* **Brief**
In your copy, leave out the pictures and repeat the entries below exactly.

-- start --

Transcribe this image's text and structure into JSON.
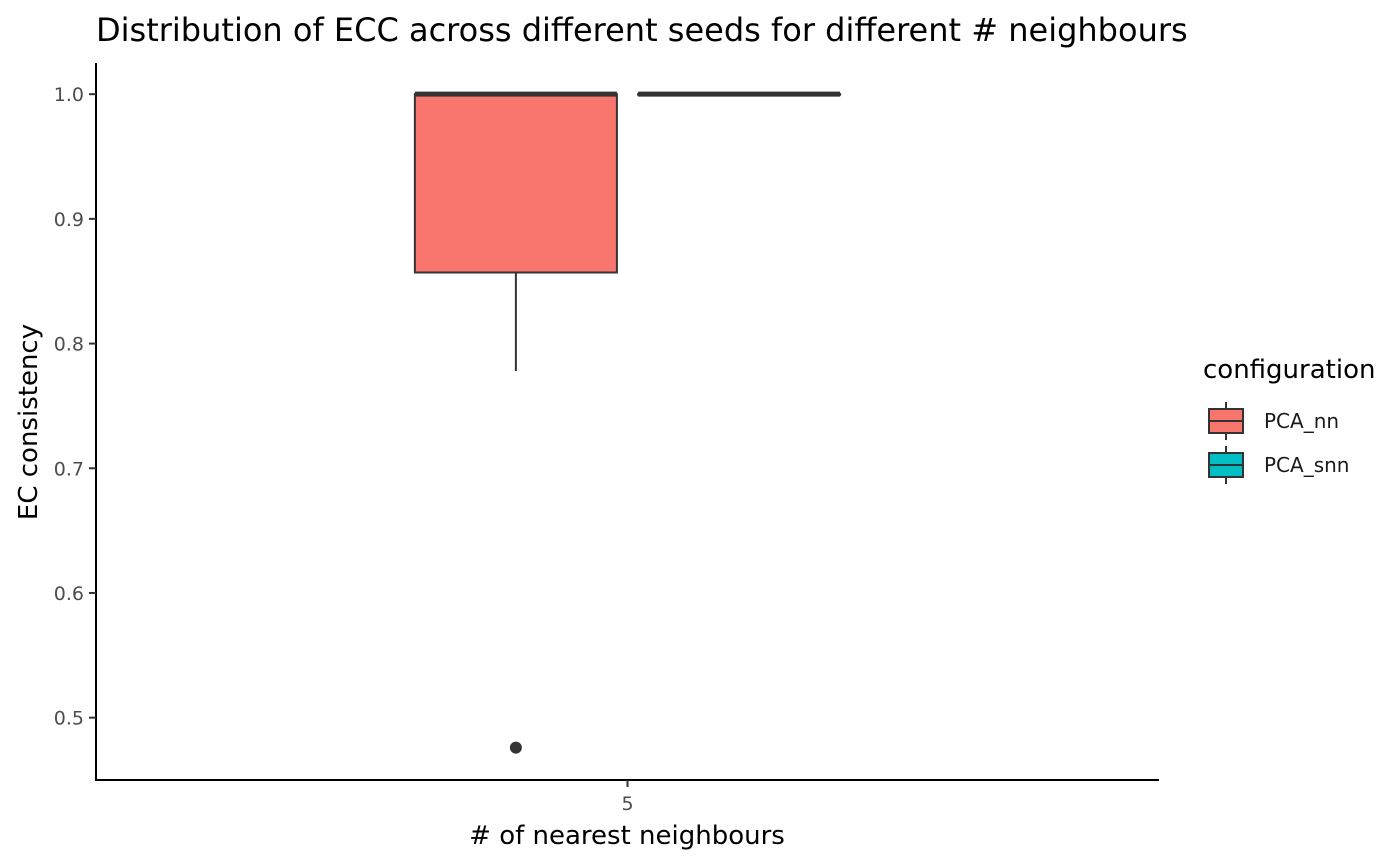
{
  "chart_data": {
    "type": "boxplot",
    "title": "Distribution of ECC across different seeds for different # neighbours",
    "xlabel": "# of nearest neighbours",
    "ylabel": "EC consistency",
    "categories": [
      "5"
    ],
    "ylim": [
      0.45,
      1.025
    ],
    "yticks": [
      0.5,
      0.6,
      0.7,
      0.8,
      0.9,
      1.0
    ],
    "yticklabels": [
      "0.5",
      "0.6",
      "0.7",
      "0.8",
      "0.9",
      "1.0"
    ],
    "grid": false,
    "legend": {
      "title": "configuration",
      "position": "right"
    },
    "series": [
      {
        "name": "PCA_nn",
        "color": "#F8766D",
        "values": [
          {
            "x": "5",
            "min": 0.778,
            "q1": 0.857,
            "median": 1.0,
            "q3": 1.0,
            "max": 1.0,
            "outliers": [
              0.476
            ]
          }
        ]
      },
      {
        "name": "PCA_snn",
        "color": "#00BFC4",
        "values": [
          {
            "x": "5",
            "min": 1.0,
            "q1": 1.0,
            "median": 1.0,
            "q3": 1.0,
            "max": 1.0,
            "outliers": []
          }
        ]
      }
    ]
  }
}
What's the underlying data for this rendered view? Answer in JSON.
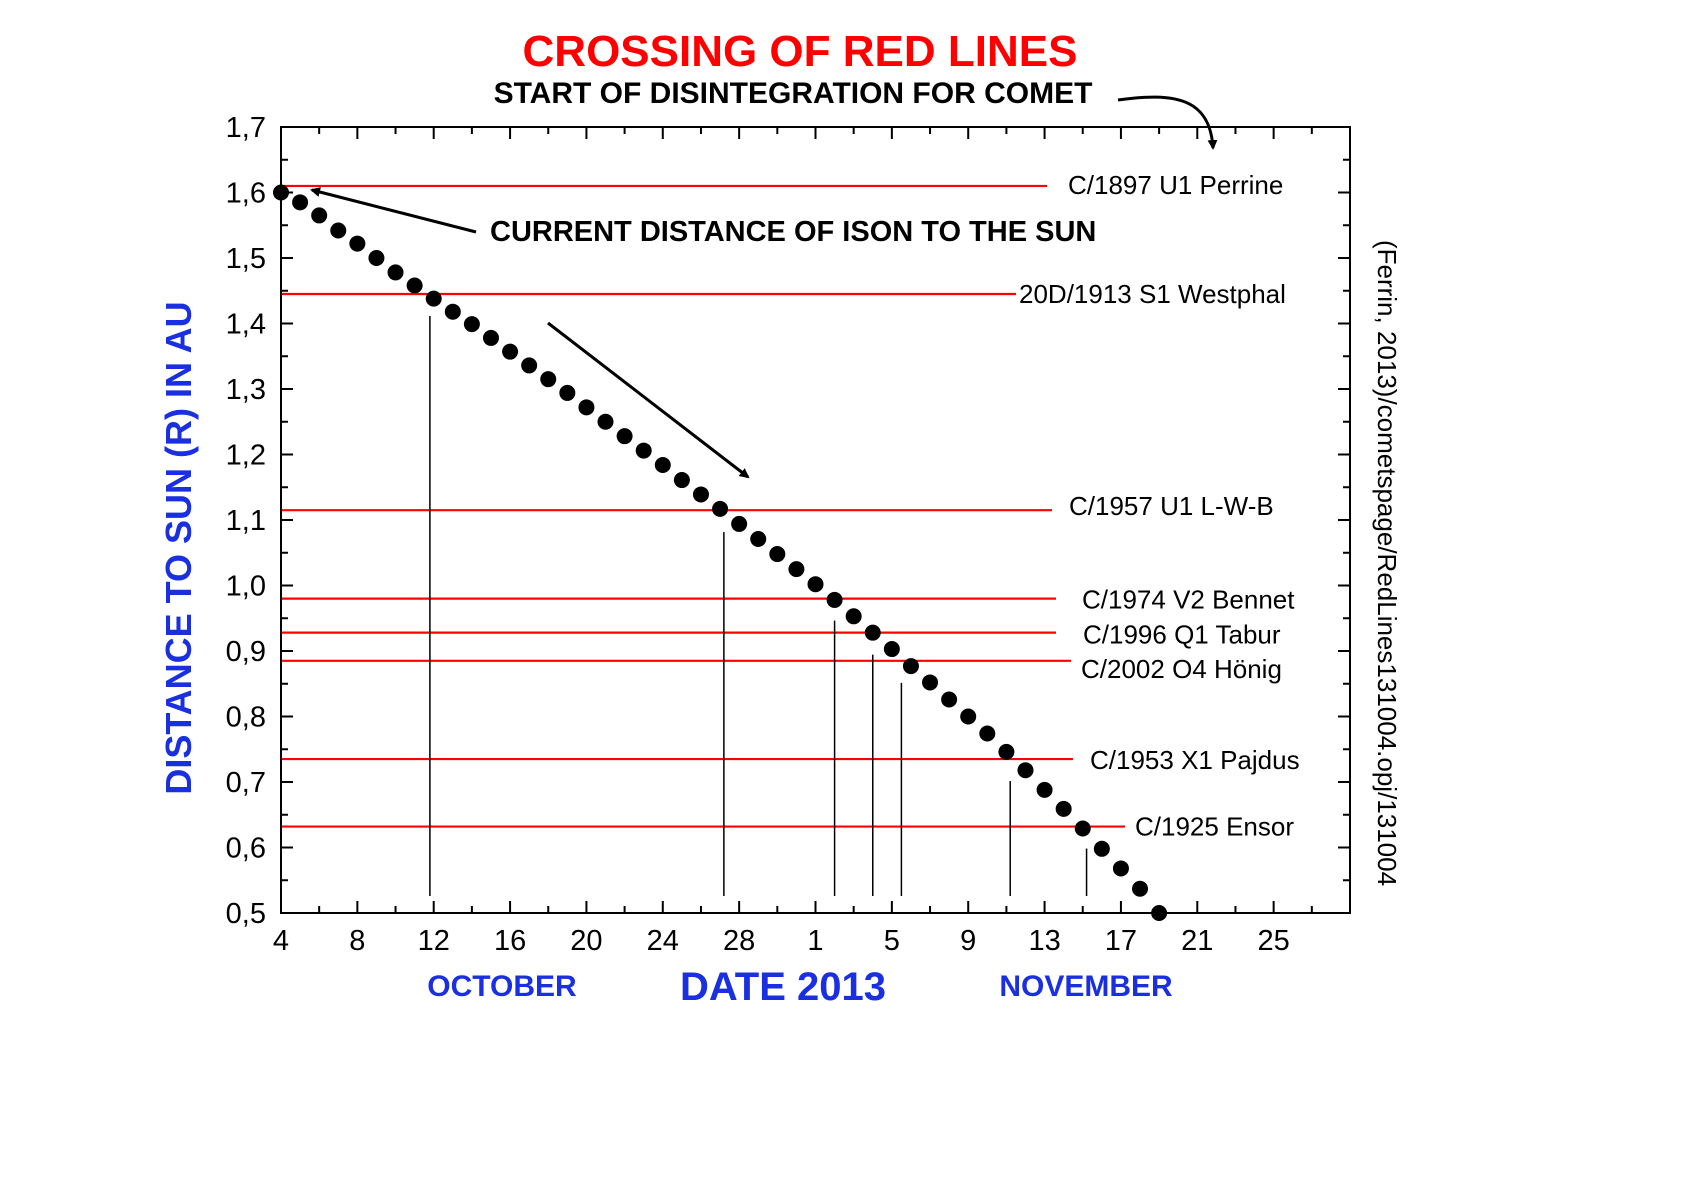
{
  "chart_data": {
    "type": "scatter",
    "title": "CROSSING OF RED LINES",
    "subtitle": "START OF DISINTEGRATION FOR COMET",
    "xlabel": "DATE 2013",
    "ylabel": "DISTANCE TO SUN (R) IN AU",
    "month_labels": [
      "OCTOBER",
      "NOVEMBER"
    ],
    "source_note": "(Ferrin, 2013)/cometspage/RedLines131004.opj/131004",
    "annotation": "CURRENT DISTANCE OF ISON TO THE SUN",
    "x_start_day": 4,
    "x_end_day": 60,
    "x_ticks": [
      {
        "day": 4,
        "label": "4"
      },
      {
        "day": 8,
        "label": "8"
      },
      {
        "day": 12,
        "label": "12"
      },
      {
        "day": 16,
        "label": "16"
      },
      {
        "day": 20,
        "label": "20"
      },
      {
        "day": 24,
        "label": "24"
      },
      {
        "day": 28,
        "label": "28"
      },
      {
        "day": 32,
        "label": "1"
      },
      {
        "day": 36,
        "label": "5"
      },
      {
        "day": 40,
        "label": "9"
      },
      {
        "day": 44,
        "label": "13"
      },
      {
        "day": 48,
        "label": "17"
      },
      {
        "day": 52,
        "label": "21"
      },
      {
        "day": 56,
        "label": "25"
      }
    ],
    "ylim": [
      0.5,
      1.7
    ],
    "y_ticks": [
      {
        "value": 1.7,
        "label": "1,7"
      },
      {
        "value": 1.6,
        "label": "1,6"
      },
      {
        "value": 1.5,
        "label": "1,5"
      },
      {
        "value": 1.4,
        "label": "1,4"
      },
      {
        "value": 1.3,
        "label": "1,3"
      },
      {
        "value": 1.2,
        "label": "1,2"
      },
      {
        "value": 1.1,
        "label": "1,1"
      },
      {
        "value": 1.0,
        "label": "1,0"
      },
      {
        "value": 0.9,
        "label": "0,9"
      },
      {
        "value": 0.8,
        "label": "0,8"
      },
      {
        "value": 0.7,
        "label": "0,7"
      },
      {
        "value": 0.6,
        "label": "0,6"
      },
      {
        "value": 0.5,
        "label": "0,5"
      }
    ],
    "red_lines": [
      {
        "name": "C/1897 U1 Perrine",
        "value": 1.61,
        "cross_day": null
      },
      {
        "name": "20D/1913 S1 Westphal",
        "value": 1.445,
        "cross_day": 11.8
      },
      {
        "name": "C/1957 U1 L-W-B",
        "value": 1.115,
        "cross_day": 27.2
      },
      {
        "name": "C/1974 V2 Bennet",
        "value": 0.98,
        "cross_day": 33.0
      },
      {
        "name": "C/1996 Q1 Tabur",
        "value": 0.928,
        "cross_day": 35.0
      },
      {
        "name": "C/2002 O4 Hönig",
        "value": 0.885,
        "cross_day": 36.5
      },
      {
        "name": "C/1953 X1 Pajdus",
        "value": 0.735,
        "cross_day": 42.2
      },
      {
        "name": "C/1925 Ensor",
        "value": 0.632,
        "cross_day": 46.2
      }
    ],
    "series": [
      {
        "x": [
          4,
          5,
          6,
          7,
          8,
          9,
          10,
          11,
          12,
          13,
          14,
          15,
          16,
          17,
          18,
          19,
          20,
          21,
          22,
          23,
          24,
          25,
          26,
          27,
          28,
          29,
          30,
          31,
          32,
          33,
          34,
          35,
          36,
          37,
          38,
          39,
          40,
          41,
          42,
          43,
          44,
          45,
          46,
          47,
          48,
          49,
          50
        ],
        "values": [
          1.6,
          1.585,
          1.565,
          1.542,
          1.522,
          1.5,
          1.478,
          1.458,
          1.438,
          1.418,
          1.399,
          1.378,
          1.357,
          1.336,
          1.315,
          1.294,
          1.272,
          1.25,
          1.228,
          1.206,
          1.184,
          1.161,
          1.139,
          1.117,
          1.094,
          1.071,
          1.048,
          1.025,
          1.002,
          0.978,
          0.953,
          0.928,
          0.903,
          0.877,
          0.852,
          0.826,
          0.8,
          0.774,
          0.746,
          0.718,
          0.688,
          0.659,
          0.629,
          0.598,
          0.568,
          0.537,
          0.5
        ]
      }
    ]
  }
}
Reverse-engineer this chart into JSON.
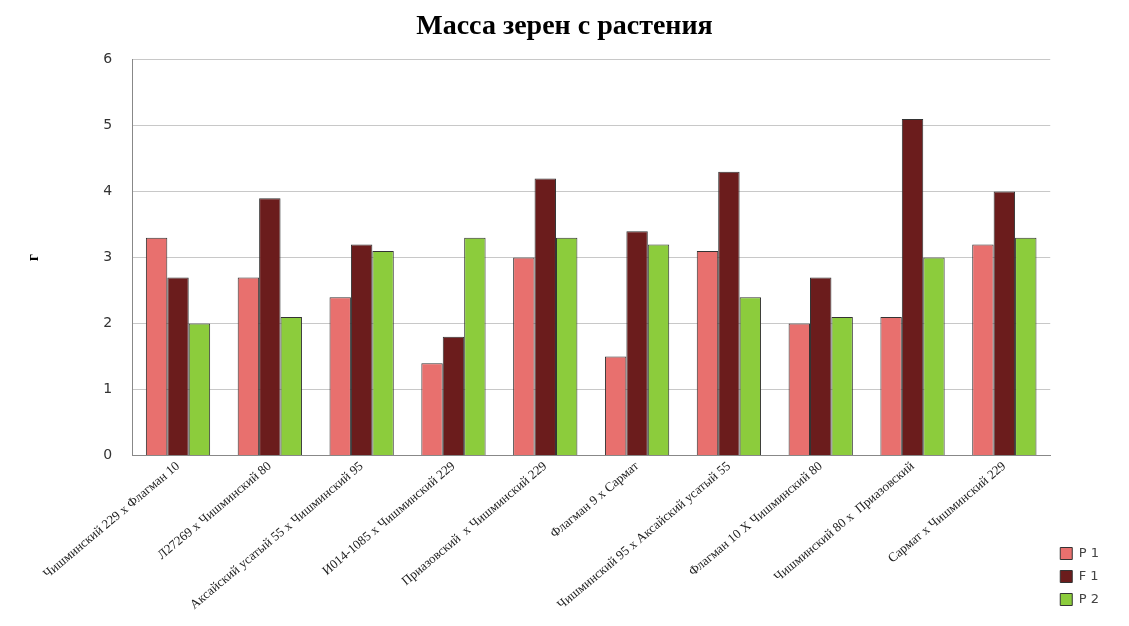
{
  "chart_data": {
    "type": "bar",
    "title": "Масса зерен с растения",
    "ylabel": "г",
    "categories": [
      "Чишминский 229 x Флагман 10",
      "Л27269 x Чишминский 80",
      "Аксайский усатый 55 x Чишминский 95",
      "И014-1085 x Чишминский 229",
      "Приазовский  x Чишминский 229",
      "Флагман 9 x Сармат",
      "Чишминский 95 x Аксайский усатый 55",
      "Флагман 10 X Чишминский 80",
      "Чишминский 80 x  Приазовский",
      "Сармат x Чишминский 229"
    ],
    "series": [
      {
        "name": "P 1",
        "color": "#e8706e",
        "values": [
          3.3,
          2.7,
          2.4,
          1.4,
          3.0,
          1.5,
          3.1,
          2.0,
          2.1,
          3.2
        ]
      },
      {
        "name": "F 1",
        "color": "#6b1c1c",
        "values": [
          2.7,
          3.9,
          3.2,
          1.8,
          4.2,
          3.4,
          4.3,
          2.7,
          5.1,
          4.0
        ]
      },
      {
        "name": "P 2",
        "color": "#8ccc3c",
        "values": [
          2.0,
          2.1,
          3.1,
          3.3,
          3.3,
          3.2,
          2.4,
          2.1,
          3.0,
          3.3
        ]
      }
    ],
    "ylim": [
      0,
      6
    ],
    "yticks": [
      0,
      1,
      2,
      3,
      4,
      5,
      6
    ],
    "grid": "y",
    "legend": "right"
  }
}
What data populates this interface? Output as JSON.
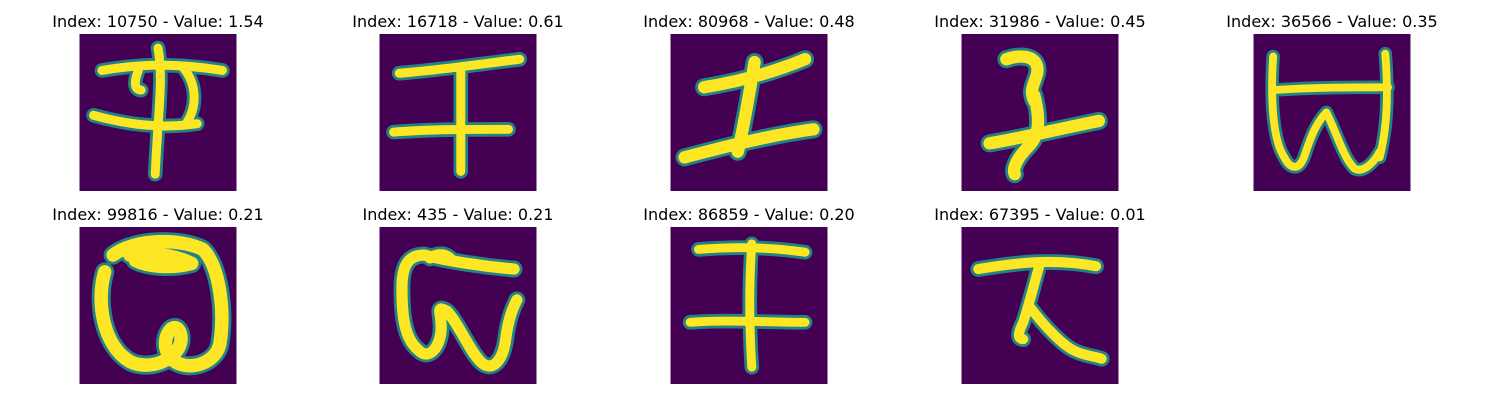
{
  "panels": [
    {
      "title": "Index: 10750 - Value: 1.54",
      "glyph": "glyph-a"
    },
    {
      "title": "Index: 16718 - Value: 0.61",
      "glyph": "glyph-b"
    },
    {
      "title": "Index: 80968 - Value: 0.48",
      "glyph": "glyph-c"
    },
    {
      "title": "Index: 31986 - Value: 0.45",
      "glyph": "glyph-d"
    },
    {
      "title": "Index: 36566 - Value: 0.35",
      "glyph": "glyph-e"
    },
    {
      "title": "Index: 99816 - Value: 0.21",
      "glyph": "glyph-f"
    },
    {
      "title": "Index: 435 - Value: 0.21",
      "glyph": "glyph-g"
    },
    {
      "title": "Index: 86859 - Value: 0.20",
      "glyph": "glyph-h"
    },
    {
      "title": "Index: 67395 - Value: 0.01",
      "glyph": "glyph-i"
    }
  ],
  "colors": {
    "background": "#440154",
    "stroke": "#fde725",
    "edge": "#21918c"
  }
}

-- end --

* **Answer in full**
Transcribe this image's text and structure into JSON.
{
  "chart_data": {
    "type": "boxplot",
    "title": "Distribution of ECC across different seeds for different # neighbours",
    "xlabel": "# of nearest neighbours",
    "ylabel": "EC consistency",
    "categories": [
      "5"
    ],
    "ylim": [
      0.45,
      1.025
    ],
    "yticks": [
      0.5,
      0.6,
      0.7,
      0.8,
      0.9,
      1.0
    ],
    "yticklabels": [
      "0.5",
      "0.6",
      "0.7",
      "0.8",
      "0.9",
      "1.0"
    ],
    "grid": false,
    "legend": {
      "title": "configuration",
      "position": "right"
    },
    "series": [
      {
        "name": "PCA_nn",
        "color": "#F8766D",
        "values": [
          {
            "x": "5",
            "min": 0.778,
            "q1": 0.857,
            "median": 1.0,
            "q3": 1.0,
            "max": 1.0,
            "outliers": [
              0.476
            ]
          }
        ]
      },
      {
        "name": "PCA_snn",
        "color": "#00BFC4",
        "values": [
          {
            "x": "5",
            "min": 1.0,
            "q1": 1.0,
            "median": 1.0,
            "q3": 1.0,
            "max": 1.0,
            "outliers": []
          }
        ]
      }
    ]
  }
}
What's the underlying data for this rendered view? Answer in JSON.
{
  "chart_data": {
    "type": "scatter",
    "title": "CROSSING OF RED LINES",
    "subtitle": "START OF DISINTEGRATION FOR COMET",
    "xlabel": "DATE 2013",
    "ylabel": "DISTANCE TO SUN (R) IN AU",
    "month_labels": [
      "OCTOBER",
      "NOVEMBER"
    ],
    "source_note": "(Ferrin, 2013)/cometspage/RedLines131004.opj/131004",
    "annotation": "CURRENT DISTANCE OF ISON TO THE SUN",
    "x_start_day": 4,
    "x_end_day": 60,
    "x_ticks": [
      {
        "day": 4,
        "label": "4"
      },
      {
        "day": 8,
        "label": "8"
      },
      {
        "day": 12,
        "label": "12"
      },
      {
        "day": 16,
        "label": "16"
      },
      {
        "day": 20,
        "label": "20"
      },
      {
        "day": 24,
        "label": "24"
      },
      {
        "day": 28,
        "label": "28"
      },
      {
        "day": 32,
        "label": "1"
      },
      {
        "day": 36,
        "label": "5"
      },
      {
        "day": 40,
        "label": "9"
      },
      {
        "day": 44,
        "label": "13"
      },
      {
        "day": 48,
        "label": "17"
      },
      {
        "day": 52,
        "label": "21"
      },
      {
        "day": 56,
        "label": "25"
      }
    ],
    "ylim": [
      0.5,
      1.7
    ],
    "y_ticks": [
      {
        "value": 1.7,
        "label": "1,7"
      },
      {
        "value": 1.6,
        "label": "1,6"
      },
      {
        "value": 1.5,
        "label": "1,5"
      },
      {
        "value": 1.4,
        "label": "1,4"
      },
      {
        "value": 1.3,
        "label": "1,3"
      },
      {
        "value": 1.2,
        "label": "1,2"
      },
      {
        "value": 1.1,
        "label": "1,1"
      },
      {
        "value": 1.0,
        "label": "1,0"
      },
      {
        "value": 0.9,
        "label": "0,9"
      },
      {
        "value": 0.8,
        "label": "0,8"
      },
      {
        "value": 0.7,
        "label": "0,7"
      },
      {
        "value": 0.6,
        "label": "0,6"
      },
      {
        "value": 0.5,
        "label": "0,5"
      }
    ],
    "red_lines": [
      {
        "name": "C/1897 U1 Perrine",
        "value": 1.61,
        "cross_day": null
      },
      {
        "name": "20D/1913 S1 Westphal",
        "value": 1.445,
        "cross_day": 11.8
      },
      {
        "name": "C/1957 U1 L-W-B",
        "value": 1.115,
        "cross_day": 27.2
      },
      {
        "name": "C/1974 V2 Bennet",
        "value": 0.98,
        "cross_day": 33.0
      },
      {
        "name": "C/1996 Q1 Tabur",
        "value": 0.928,
        "cross_day": 35.0
      },
      {
        "name": "C/2002 O4 Hönig",
        "value": 0.885,
        "cross_day": 36.5
      },
      {
        "name": "C/1953 X1 Pajdus",
        "value": 0.735,
        "cross_day": 42.2
      },
      {
        "name": "C/1925 Ensor",
        "value": 0.632,
        "cross_day": 46.2
      }
    ],
    "series": [
      {
        "x": [
          4,
          5,
          6,
          7,
          8,
          9,
          10,
          11,
          12,
          13,
          14,
          15,
          16,
          17,
          18,
          19,
          20,
          21,
          22,
          23,
          24,
          25,
          26,
          27,
          28,
          29,
          30,
          31,
          32,
          33,
          34,
          35,
          36,
          37,
          38,
          39,
          40,
          41,
          42,
          43,
          44,
          45,
          46,
          47,
          48,
          49,
          50
        ],
        "values": [
          1.6,
          1.585,
          1.565,
          1.542,
          1.522,
          1.5,
          1.478,
          1.458,
          1.438,
          1.418,
          1.399,
          1.378,
          1.357,
          1.336,
          1.315,
          1.294,
          1.272,
          1.25,
          1.228,
          1.206,
          1.184,
          1.161,
          1.139,
          1.117,
          1.094,
          1.071,
          1.048,
          1.025,
          1.002,
          0.978,
          0.953,
          0.928,
          0.903,
          0.877,
          0.852,
          0.826,
          0.8,
          0.774,
          0.746,
          0.718,
          0.688,
          0.659,
          0.629,
          0.598,
          0.568,
          0.537,
          0.5
        ]
      }
    ]
  }
}
Reverse-engineer this chart into JSON.
{
  "chart_data": {
    "type": "bar",
    "title": "Масса зерен с растения",
    "ylabel": "г",
    "categories": [
      "Чишминский 229 x Флагман 10",
      "Л27269 x Чишминский 80",
      "Аксайский усатый 55 x Чишминский 95",
      "И014-1085 x Чишминский 229",
      "Приазовский  x Чишминский 229",
      "Флагман 9 x Сармат",
      "Чишминский 95 x Аксайский усатый 55",
      "Флагман 10 X Чишминский 80",
      "Чишминский 80 x  Приазовский",
      "Сармат x Чишминский 229"
    ],
    "series": [
      {
        "name": "P 1",
        "color": "#e8706e",
        "values": [
          3.3,
          2.7,
          2.4,
          1.4,
          3.0,
          1.5,
          3.1,
          2.0,
          2.1,
          3.2
        ]
      },
      {
        "name": "F 1",
        "color": "#6b1c1c",
        "values": [
          2.7,
          3.9,
          3.2,
          1.8,
          4.2,
          3.4,
          4.3,
          2.7,
          5.1,
          4.0
        ]
      },
      {
        "name": "P 2",
        "color": "#8ccc3c",
        "values": [
          2.0,
          2.1,
          3.1,
          3.3,
          3.3,
          3.2,
          2.4,
          2.1,
          3.0,
          3.3
        ]
      }
    ],
    "ylim": [
      0,
      6
    ],
    "yticks": [
      0,
      1,
      2,
      3,
      4,
      5,
      6
    ],
    "grid": "y",
    "legend": "right"
  }
}
What data populates this interface? Output as JSON.
{
  "panels": [
    {
      "title": "Index: 10750 - Value: 1.54",
      "glyph": "glyph-a"
    },
    {
      "title": "Index: 16718 - Value: 0.61",
      "glyph": "glyph-b"
    },
    {
      "title": "Index: 80968 - Value: 0.48",
      "glyph": "glyph-c"
    },
    {
      "title": "Index: 31986 - Value: 0.45",
      "glyph": "glyph-d"
    },
    {
      "title": "Index: 36566 - Value: 0.35",
      "glyph": "glyph-e"
    },
    {
      "title": "Index: 99816 - Value: 0.21",
      "glyph": "glyph-f"
    },
    {
      "title": "Index: 435 - Value: 0.21",
      "glyph": "glyph-g"
    },
    {
      "title": "Index: 86859 - Value: 0.20",
      "glyph": "glyph-h"
    },
    {
      "title": "Index: 67395 - Value: 0.01",
      "glyph": "glyph-i"
    }
  ],
  "colors": {
    "background": "#440154",
    "stroke": "#fde725",
    "edge": "#21918c"
  }
}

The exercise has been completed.